What you are asked to do:
Return every entry exactly.

=== Material ===

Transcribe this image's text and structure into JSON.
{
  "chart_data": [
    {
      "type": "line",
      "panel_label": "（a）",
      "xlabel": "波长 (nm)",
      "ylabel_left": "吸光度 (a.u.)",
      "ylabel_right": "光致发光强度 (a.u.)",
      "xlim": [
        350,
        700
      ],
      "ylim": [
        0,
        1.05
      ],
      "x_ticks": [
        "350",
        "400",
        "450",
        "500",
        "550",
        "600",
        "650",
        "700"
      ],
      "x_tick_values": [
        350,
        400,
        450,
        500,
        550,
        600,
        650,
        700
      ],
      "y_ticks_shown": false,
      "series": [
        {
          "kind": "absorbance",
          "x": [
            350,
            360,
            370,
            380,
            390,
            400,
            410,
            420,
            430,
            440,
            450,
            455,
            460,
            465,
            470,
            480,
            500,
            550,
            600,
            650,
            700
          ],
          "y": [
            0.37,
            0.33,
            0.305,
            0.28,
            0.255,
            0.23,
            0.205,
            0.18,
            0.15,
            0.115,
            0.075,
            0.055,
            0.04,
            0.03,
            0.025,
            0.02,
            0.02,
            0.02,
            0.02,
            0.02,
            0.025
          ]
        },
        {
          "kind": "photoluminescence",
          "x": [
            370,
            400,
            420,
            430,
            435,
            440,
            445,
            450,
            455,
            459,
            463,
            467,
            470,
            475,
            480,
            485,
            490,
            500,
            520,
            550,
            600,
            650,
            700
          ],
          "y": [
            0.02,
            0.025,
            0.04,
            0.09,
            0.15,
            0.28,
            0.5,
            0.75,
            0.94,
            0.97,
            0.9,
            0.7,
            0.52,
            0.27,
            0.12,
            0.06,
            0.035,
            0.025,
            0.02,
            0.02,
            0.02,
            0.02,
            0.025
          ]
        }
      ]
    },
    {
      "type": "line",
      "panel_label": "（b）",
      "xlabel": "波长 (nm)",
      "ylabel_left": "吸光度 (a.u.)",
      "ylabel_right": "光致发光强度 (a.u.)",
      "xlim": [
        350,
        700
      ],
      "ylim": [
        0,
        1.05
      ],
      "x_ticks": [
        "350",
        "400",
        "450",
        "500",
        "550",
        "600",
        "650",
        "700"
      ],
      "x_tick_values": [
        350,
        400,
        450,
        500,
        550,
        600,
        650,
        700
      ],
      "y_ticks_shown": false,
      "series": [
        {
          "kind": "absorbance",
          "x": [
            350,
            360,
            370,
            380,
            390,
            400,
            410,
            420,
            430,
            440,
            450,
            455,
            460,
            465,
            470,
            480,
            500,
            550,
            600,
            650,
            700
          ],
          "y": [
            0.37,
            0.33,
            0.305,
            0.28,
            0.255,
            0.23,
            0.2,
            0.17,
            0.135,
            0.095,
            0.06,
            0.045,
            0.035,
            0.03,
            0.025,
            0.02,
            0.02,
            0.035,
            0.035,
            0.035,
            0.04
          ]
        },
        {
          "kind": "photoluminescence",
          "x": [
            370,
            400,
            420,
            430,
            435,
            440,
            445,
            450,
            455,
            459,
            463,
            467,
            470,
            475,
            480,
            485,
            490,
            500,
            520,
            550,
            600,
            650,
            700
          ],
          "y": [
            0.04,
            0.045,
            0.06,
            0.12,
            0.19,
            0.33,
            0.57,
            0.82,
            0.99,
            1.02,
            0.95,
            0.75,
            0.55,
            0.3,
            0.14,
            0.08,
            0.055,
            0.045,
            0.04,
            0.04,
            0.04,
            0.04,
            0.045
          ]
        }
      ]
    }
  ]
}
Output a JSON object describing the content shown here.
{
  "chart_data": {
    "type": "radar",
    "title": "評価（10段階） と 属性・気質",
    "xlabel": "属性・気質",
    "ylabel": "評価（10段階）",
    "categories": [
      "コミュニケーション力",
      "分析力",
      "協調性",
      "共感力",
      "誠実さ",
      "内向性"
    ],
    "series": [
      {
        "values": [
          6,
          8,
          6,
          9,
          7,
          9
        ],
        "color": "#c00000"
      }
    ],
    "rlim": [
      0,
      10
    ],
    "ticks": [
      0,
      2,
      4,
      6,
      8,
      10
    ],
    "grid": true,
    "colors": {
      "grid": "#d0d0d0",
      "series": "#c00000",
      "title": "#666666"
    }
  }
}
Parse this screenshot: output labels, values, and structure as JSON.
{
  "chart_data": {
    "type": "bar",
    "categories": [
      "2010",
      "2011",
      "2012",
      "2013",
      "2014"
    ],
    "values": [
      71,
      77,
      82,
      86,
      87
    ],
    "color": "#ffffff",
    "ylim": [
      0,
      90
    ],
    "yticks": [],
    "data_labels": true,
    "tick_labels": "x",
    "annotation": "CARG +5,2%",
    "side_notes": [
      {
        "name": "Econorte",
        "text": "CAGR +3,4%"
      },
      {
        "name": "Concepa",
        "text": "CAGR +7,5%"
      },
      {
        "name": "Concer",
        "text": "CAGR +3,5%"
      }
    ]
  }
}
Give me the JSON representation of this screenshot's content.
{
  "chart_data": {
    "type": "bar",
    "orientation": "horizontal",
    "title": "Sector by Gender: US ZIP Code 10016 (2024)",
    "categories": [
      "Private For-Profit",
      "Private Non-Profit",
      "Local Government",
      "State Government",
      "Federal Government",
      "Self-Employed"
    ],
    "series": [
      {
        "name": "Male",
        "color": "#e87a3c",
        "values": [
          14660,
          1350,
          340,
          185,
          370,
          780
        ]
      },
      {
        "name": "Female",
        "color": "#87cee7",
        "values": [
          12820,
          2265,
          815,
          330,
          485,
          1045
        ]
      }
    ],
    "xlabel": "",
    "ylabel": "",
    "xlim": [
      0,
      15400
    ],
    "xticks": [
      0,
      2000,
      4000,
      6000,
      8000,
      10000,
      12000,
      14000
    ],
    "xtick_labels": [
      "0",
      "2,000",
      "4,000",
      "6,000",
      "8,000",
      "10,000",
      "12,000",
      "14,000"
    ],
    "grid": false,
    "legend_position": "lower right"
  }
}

===

Solution to this task:
Transcribe this image's text and structure into JSON.
{
  "chart_data": [
    {
      "type": "line",
      "panel_label": "（a）",
      "xlabel": "波长 (nm)",
      "ylabel_left": "吸光度 (a.u.)",
      "ylabel_right": "光致发光强度 (a.u.)",
      "xlim": [
        350,
        700
      ],
      "ylim": [
        0,
        1.05
      ],
      "x_ticks": [
        "350",
        "400",
        "450",
        "500",
        "550",
        "600",
        "650",
        "700"
      ],
      "x_tick_values": [
        350,
        400,
        450,
        500,
        550,
        600,
        650,
        700
      ],
      "y_ticks_shown": false,
      "series": [
        {
          "kind": "absorbance",
          "x": [
            350,
            360,
            370,
            380,
            390,
            400,
            410,
            420,
            430,
            440,
            450,
            455,
            460,
            465,
            470,
            480,
            500,
            550,
            600,
            650,
            700
          ],
          "y": [
            0.37,
            0.33,
            0.305,
            0.28,
            0.255,
            0.23,
            0.205,
            0.18,
            0.15,
            0.115,
            0.075,
            0.055,
            0.04,
            0.03,
            0.025,
            0.02,
            0.02,
            0.02,
            0.02,
            0.02,
            0.025
          ]
        },
        {
          "kind": "photoluminescence",
          "x": [
            370,
            400,
            420,
            430,
            435,
            440,
            445,
            450,
            455,
            459,
            463,
            467,
            470,
            475,
            480,
            485,
            490,
            500,
            520,
            550,
            600,
            650,
            700
          ],
          "y": [
            0.02,
            0.025,
            0.04,
            0.09,
            0.15,
            0.28,
            0.5,
            0.75,
            0.94,
            0.97,
            0.9,
            0.7,
            0.52,
            0.27,
            0.12,
            0.06,
            0.035,
            0.025,
            0.02,
            0.02,
            0.02,
            0.02,
            0.025
          ]
        }
      ]
    },
    {
      "type": "line",
      "panel_label": "（b）",
      "xlabel": "波长 (nm)",
      "ylabel_left": "吸光度 (a.u.)",
      "ylabel_right": "光致发光强度 (a.u.)",
      "xlim": [
        350,
        700
      ],
      "ylim": [
        0,
        1.05
      ],
      "x_ticks": [
        "350",
        "400",
        "450",
        "500",
        "550",
        "600",
        "650",
        "700"
      ],
      "x_tick_values": [
        350,
        400,
        450,
        500,
        550,
        600,
        650,
        700
      ],
      "y_ticks_shown": false,
      "series": [
        {
          "kind": "absorbance",
          "x": [
            350,
            360,
            370,
            380,
            390,
            400,
            410,
            420,
            430,
            440,
            450,
            455,
            460,
            465,
            470,
            480,
            500,
            550,
            600,
            650,
            700
          ],
          "y": [
            0.37,
            0.33,
            0.305,
            0.28,
            0.255,
            0.23,
            0.2,
            0.17,
            0.135,
            0.095,
            0.06,
            0.045,
            0.035,
            0.03,
            0.025,
            0.02,
            0.02,
            0.035,
            0.035,
            0.035,
            0.04
          ]
        },
        {
          "kind": "photoluminescence",
          "x": [
            370,
            400,
            420,
            430,
            435,
            440,
            445,
            450,
            455,
            459,
            463,
            467,
            470,
            475,
            480,
            485,
            490,
            500,
            520,
            550,
            600,
            650,
            700
          ],
          "y": [
            0.04,
            0.045,
            0.06,
            0.12,
            0.19,
            0.33,
            0.57,
            0.82,
            0.99,
            1.02,
            0.95,
            0.75,
            0.55,
            0.3,
            0.14,
            0.08,
            0.055,
            0.045,
            0.04,
            0.04,
            0.04,
            0.04,
            0.045
          ]
        }
      ]
    }
  ]
}
Output a JSON object describing the content shown here.
{
  "chart_data": {
    "type": "radar",
    "title": "評価（10段階） と 属性・気質",
    "xlabel": "属性・気質",
    "ylabel": "評価（10段階）",
    "categories": [
      "コミュニケーション力",
      "分析力",
      "協調性",
      "共感力",
      "誠実さ",
      "内向性"
    ],
    "series": [
      {
        "values": [
          6,
          8,
          6,
          9,
          7,
          9
        ],
        "color": "#c00000"
      }
    ],
    "rlim": [
      0,
      10
    ],
    "ticks": [
      0,
      2,
      4,
      6,
      8,
      10
    ],
    "grid": true,
    "colors": {
      "grid": "#d0d0d0",
      "series": "#c00000",
      "title": "#666666"
    }
  }
}
Parse this screenshot: output labels, values, and structure as JSON.
{
  "chart_data": {
    "type": "bar",
    "categories": [
      "2010",
      "2011",
      "2012",
      "2013",
      "2014"
    ],
    "values": [
      71,
      77,
      82,
      86,
      87
    ],
    "color": "#ffffff",
    "ylim": [
      0,
      90
    ],
    "yticks": [],
    "data_labels": true,
    "tick_labels": "x",
    "annotation": "CARG +5,2%",
    "side_notes": [
      {
        "name": "Econorte",
        "text": "CAGR +3,4%"
      },
      {
        "name": "Concepa",
        "text": "CAGR +7,5%"
      },
      {
        "name": "Concer",
        "text": "CAGR +3,5%"
      }
    ]
  }
}
Give me the JSON representation of this screenshot's content.
{
  "chart_data": {
    "type": "bar",
    "orientation": "horizontal",
    "title": "Sector by Gender: US ZIP Code 10016 (2024)",
    "categories": [
      "Private For-Profit",
      "Private Non-Profit",
      "Local Government",
      "State Government",
      "Federal Government",
      "Self-Employed"
    ],
    "series": [
      {
        "name": "Male",
        "color": "#e87a3c",
        "values": [
          14660,
          1350,
          340,
          185,
          370,
          780
        ]
      },
      {
        "name": "Female",
        "color": "#87cee7",
        "values": [
          12820,
          2265,
          815,
          330,
          485,
          1045
        ]
      }
    ],
    "xlabel": "",
    "ylabel": "",
    "xlim": [
      0,
      15400
    ],
    "xticks": [
      0,
      2000,
      4000,
      6000,
      8000,
      10000,
      12000,
      14000
    ],
    "xtick_labels": [
      "0",
      "2,000",
      "4,000",
      "6,000",
      "8,000",
      "10,000",
      "12,000",
      "14,000"
    ],
    "grid": false,
    "legend_position": "lower right"
  }
}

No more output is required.